§ The records
++++++++++++++++++++

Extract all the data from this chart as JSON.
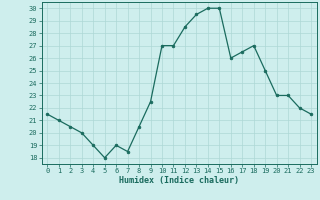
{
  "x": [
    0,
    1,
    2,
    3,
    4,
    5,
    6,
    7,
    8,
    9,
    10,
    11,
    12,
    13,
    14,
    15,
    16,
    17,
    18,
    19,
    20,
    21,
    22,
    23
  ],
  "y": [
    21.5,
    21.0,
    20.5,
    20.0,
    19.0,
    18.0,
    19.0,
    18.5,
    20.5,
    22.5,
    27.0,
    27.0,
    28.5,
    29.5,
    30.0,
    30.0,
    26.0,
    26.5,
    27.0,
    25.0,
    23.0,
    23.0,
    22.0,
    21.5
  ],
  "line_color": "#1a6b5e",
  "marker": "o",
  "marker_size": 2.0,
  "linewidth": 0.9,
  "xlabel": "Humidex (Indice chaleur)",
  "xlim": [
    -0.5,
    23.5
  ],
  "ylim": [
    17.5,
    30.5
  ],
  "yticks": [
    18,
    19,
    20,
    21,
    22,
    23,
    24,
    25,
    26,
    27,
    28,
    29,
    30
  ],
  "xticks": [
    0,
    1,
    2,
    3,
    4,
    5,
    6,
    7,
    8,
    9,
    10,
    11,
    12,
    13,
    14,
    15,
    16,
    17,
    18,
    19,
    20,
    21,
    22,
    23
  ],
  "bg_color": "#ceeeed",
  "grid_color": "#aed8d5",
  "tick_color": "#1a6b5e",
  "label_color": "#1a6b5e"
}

++++++++++++++++++++

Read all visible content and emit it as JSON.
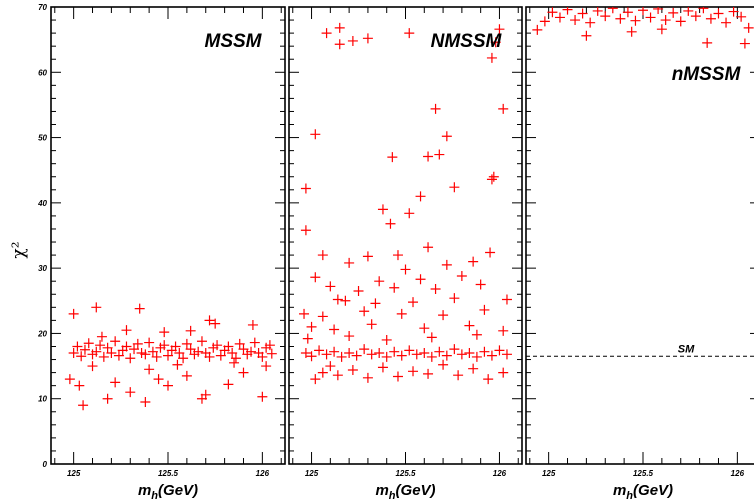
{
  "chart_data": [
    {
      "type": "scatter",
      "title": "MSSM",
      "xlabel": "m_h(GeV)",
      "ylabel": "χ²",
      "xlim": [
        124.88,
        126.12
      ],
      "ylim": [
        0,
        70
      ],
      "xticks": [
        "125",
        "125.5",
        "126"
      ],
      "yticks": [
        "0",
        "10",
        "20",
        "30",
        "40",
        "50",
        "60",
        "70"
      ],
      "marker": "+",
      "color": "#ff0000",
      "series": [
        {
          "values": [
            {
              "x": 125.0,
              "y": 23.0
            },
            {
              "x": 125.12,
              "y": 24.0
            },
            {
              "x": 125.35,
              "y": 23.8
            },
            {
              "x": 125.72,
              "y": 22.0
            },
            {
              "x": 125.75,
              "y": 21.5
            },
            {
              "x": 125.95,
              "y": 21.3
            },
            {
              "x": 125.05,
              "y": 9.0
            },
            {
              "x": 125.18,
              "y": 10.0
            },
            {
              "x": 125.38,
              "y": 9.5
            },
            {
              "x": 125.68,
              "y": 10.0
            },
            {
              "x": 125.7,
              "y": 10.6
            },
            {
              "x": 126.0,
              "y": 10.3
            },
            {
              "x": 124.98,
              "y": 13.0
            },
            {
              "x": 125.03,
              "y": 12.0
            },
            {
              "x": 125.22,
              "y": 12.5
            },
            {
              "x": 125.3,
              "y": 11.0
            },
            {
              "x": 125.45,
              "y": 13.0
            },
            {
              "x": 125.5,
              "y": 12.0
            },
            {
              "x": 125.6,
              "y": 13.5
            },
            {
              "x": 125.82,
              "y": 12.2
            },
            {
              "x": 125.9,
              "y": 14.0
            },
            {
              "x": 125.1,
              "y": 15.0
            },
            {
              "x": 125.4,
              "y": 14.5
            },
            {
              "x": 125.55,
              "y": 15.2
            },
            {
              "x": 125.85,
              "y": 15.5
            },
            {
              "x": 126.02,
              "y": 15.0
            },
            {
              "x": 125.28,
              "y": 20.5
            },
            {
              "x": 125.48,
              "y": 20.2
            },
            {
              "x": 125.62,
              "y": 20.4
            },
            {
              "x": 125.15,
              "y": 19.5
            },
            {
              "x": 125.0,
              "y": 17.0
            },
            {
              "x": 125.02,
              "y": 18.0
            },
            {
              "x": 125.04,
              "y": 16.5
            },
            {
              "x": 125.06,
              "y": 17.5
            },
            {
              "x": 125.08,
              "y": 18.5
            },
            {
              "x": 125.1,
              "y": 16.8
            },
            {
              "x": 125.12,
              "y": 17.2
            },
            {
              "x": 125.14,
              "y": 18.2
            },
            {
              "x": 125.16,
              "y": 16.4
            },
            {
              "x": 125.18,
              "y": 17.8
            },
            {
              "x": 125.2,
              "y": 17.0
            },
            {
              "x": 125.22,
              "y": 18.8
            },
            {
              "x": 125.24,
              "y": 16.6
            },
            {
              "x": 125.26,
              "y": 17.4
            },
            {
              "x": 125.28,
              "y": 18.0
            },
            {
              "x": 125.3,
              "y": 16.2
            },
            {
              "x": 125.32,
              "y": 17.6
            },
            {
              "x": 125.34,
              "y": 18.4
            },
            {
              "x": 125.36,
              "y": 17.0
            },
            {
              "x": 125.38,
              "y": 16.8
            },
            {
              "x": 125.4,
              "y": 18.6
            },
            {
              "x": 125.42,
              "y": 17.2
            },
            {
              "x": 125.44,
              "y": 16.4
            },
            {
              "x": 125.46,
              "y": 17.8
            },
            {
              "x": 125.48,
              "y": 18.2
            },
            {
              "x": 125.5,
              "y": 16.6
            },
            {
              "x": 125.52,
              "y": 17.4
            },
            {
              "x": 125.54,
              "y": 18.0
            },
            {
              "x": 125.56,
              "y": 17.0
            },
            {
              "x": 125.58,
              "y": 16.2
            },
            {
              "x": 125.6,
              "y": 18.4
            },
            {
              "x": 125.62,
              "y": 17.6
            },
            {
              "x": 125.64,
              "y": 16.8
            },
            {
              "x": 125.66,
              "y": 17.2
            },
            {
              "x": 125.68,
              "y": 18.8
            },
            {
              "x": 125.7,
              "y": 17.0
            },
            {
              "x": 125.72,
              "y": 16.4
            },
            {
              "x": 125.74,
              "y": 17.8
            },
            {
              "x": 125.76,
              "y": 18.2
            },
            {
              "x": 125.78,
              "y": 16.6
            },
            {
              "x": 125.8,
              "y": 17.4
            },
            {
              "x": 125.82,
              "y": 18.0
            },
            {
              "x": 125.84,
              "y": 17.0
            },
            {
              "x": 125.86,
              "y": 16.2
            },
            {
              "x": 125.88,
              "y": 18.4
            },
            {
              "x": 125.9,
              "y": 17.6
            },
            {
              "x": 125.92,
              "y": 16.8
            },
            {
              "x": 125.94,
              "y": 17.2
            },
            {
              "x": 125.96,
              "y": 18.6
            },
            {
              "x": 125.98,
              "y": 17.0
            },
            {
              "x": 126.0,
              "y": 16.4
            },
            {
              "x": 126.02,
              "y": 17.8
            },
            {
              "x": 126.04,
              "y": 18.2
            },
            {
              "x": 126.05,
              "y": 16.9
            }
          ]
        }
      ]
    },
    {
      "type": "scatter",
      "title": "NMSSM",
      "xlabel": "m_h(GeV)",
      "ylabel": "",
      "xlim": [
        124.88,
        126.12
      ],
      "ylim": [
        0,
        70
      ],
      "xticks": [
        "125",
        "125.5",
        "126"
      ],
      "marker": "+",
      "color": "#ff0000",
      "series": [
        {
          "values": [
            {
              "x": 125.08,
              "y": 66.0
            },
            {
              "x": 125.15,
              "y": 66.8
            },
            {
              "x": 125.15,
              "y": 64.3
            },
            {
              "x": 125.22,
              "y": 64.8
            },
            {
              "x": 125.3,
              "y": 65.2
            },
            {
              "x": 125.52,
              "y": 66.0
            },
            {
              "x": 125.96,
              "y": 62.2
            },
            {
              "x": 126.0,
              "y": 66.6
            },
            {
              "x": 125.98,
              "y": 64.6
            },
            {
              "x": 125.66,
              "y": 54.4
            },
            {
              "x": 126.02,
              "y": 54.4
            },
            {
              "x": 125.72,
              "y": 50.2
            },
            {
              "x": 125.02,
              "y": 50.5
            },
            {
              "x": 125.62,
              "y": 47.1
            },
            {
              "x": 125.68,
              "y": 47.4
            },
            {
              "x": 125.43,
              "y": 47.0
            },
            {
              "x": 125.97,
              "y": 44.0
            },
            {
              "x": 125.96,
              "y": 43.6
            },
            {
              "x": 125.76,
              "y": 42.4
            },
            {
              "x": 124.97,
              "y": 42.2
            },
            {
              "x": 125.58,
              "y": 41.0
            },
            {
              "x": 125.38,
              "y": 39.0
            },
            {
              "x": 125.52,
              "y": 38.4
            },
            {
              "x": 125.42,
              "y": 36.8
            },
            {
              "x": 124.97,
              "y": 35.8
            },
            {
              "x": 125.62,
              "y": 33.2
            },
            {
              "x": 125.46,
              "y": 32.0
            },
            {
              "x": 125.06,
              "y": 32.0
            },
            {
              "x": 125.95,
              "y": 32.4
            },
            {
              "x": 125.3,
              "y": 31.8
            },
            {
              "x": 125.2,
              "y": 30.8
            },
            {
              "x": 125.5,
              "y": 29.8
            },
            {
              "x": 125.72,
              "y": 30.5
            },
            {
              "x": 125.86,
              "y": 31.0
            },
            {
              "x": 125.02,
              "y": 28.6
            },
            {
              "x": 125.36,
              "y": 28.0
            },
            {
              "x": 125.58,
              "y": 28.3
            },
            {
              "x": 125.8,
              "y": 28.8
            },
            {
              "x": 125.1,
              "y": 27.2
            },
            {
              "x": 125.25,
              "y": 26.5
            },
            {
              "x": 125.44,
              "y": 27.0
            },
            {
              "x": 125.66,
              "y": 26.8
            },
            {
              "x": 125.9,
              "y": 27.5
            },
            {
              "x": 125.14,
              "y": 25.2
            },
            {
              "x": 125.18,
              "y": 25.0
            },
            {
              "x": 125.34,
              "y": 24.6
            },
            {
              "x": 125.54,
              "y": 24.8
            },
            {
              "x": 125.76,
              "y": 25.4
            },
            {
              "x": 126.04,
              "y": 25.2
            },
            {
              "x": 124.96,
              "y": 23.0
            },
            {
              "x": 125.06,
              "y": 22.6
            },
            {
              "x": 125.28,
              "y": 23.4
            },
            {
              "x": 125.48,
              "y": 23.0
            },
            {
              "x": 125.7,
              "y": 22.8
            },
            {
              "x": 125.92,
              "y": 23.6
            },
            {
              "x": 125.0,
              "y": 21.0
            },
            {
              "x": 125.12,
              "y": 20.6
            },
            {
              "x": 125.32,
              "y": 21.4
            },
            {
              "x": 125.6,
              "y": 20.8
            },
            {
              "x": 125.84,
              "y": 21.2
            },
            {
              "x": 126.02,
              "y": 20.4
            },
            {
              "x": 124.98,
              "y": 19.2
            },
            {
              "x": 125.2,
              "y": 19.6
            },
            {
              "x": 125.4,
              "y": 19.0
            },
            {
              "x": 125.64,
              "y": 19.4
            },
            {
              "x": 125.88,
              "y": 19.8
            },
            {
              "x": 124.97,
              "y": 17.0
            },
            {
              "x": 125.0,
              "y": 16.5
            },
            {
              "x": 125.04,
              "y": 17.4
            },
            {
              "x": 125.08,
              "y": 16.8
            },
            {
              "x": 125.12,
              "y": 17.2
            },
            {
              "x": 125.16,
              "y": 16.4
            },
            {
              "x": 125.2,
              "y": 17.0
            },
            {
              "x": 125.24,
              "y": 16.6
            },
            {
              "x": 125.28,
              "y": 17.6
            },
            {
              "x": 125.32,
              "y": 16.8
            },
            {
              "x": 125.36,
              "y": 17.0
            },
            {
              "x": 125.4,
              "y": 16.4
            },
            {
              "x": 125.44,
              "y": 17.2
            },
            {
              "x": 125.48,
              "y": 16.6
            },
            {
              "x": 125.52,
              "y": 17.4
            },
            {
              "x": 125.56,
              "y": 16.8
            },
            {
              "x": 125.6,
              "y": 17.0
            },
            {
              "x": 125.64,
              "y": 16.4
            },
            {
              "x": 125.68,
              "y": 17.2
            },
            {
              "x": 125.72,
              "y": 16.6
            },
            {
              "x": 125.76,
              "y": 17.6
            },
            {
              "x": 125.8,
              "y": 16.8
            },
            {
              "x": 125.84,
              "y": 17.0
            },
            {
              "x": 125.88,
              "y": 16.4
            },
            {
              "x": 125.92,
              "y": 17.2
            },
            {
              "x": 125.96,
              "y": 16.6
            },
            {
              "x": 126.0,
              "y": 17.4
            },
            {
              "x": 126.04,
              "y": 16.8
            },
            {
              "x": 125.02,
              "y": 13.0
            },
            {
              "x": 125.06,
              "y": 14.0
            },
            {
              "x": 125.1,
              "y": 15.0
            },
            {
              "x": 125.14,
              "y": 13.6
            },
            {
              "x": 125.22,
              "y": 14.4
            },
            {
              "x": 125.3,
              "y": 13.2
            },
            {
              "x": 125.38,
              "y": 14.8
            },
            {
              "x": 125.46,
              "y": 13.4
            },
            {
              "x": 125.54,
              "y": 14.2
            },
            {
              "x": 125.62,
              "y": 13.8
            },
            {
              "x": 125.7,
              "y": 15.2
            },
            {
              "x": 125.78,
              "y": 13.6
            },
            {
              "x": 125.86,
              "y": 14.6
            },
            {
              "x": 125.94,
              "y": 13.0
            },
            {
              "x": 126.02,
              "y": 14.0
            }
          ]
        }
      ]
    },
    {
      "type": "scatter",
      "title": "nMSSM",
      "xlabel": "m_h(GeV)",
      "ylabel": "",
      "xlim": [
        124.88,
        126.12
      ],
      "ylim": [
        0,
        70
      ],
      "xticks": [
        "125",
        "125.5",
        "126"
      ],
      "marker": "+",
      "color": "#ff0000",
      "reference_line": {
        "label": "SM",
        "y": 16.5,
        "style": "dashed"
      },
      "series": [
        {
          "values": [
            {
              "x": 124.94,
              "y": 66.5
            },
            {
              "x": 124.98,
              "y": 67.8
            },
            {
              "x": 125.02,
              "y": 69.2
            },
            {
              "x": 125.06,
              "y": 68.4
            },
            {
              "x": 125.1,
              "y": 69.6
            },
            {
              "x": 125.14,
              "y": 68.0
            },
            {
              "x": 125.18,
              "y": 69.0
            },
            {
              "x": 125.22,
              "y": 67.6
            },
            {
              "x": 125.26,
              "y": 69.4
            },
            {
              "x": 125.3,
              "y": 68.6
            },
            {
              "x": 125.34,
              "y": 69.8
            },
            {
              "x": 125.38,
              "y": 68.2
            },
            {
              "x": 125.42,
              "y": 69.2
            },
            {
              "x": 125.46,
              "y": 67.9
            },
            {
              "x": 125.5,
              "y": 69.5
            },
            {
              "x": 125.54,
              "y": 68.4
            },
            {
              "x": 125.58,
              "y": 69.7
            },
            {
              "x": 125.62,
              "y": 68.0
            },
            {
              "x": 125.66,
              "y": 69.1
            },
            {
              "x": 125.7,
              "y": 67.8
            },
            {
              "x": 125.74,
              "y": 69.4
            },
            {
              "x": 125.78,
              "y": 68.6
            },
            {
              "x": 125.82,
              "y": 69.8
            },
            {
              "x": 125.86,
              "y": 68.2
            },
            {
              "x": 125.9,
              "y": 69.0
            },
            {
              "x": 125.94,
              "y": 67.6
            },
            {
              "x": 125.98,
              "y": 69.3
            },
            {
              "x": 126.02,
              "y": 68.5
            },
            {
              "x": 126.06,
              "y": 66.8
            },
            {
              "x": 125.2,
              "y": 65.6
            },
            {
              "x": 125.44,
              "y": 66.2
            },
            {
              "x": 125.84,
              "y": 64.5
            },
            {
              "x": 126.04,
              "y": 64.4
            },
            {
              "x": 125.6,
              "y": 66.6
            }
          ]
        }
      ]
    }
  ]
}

++++++++++++++++++++

Select and copy every line of the listing with the word "JSON".

Extract all the data from this chart as JSON.
Read all visible content and emit it as JSON.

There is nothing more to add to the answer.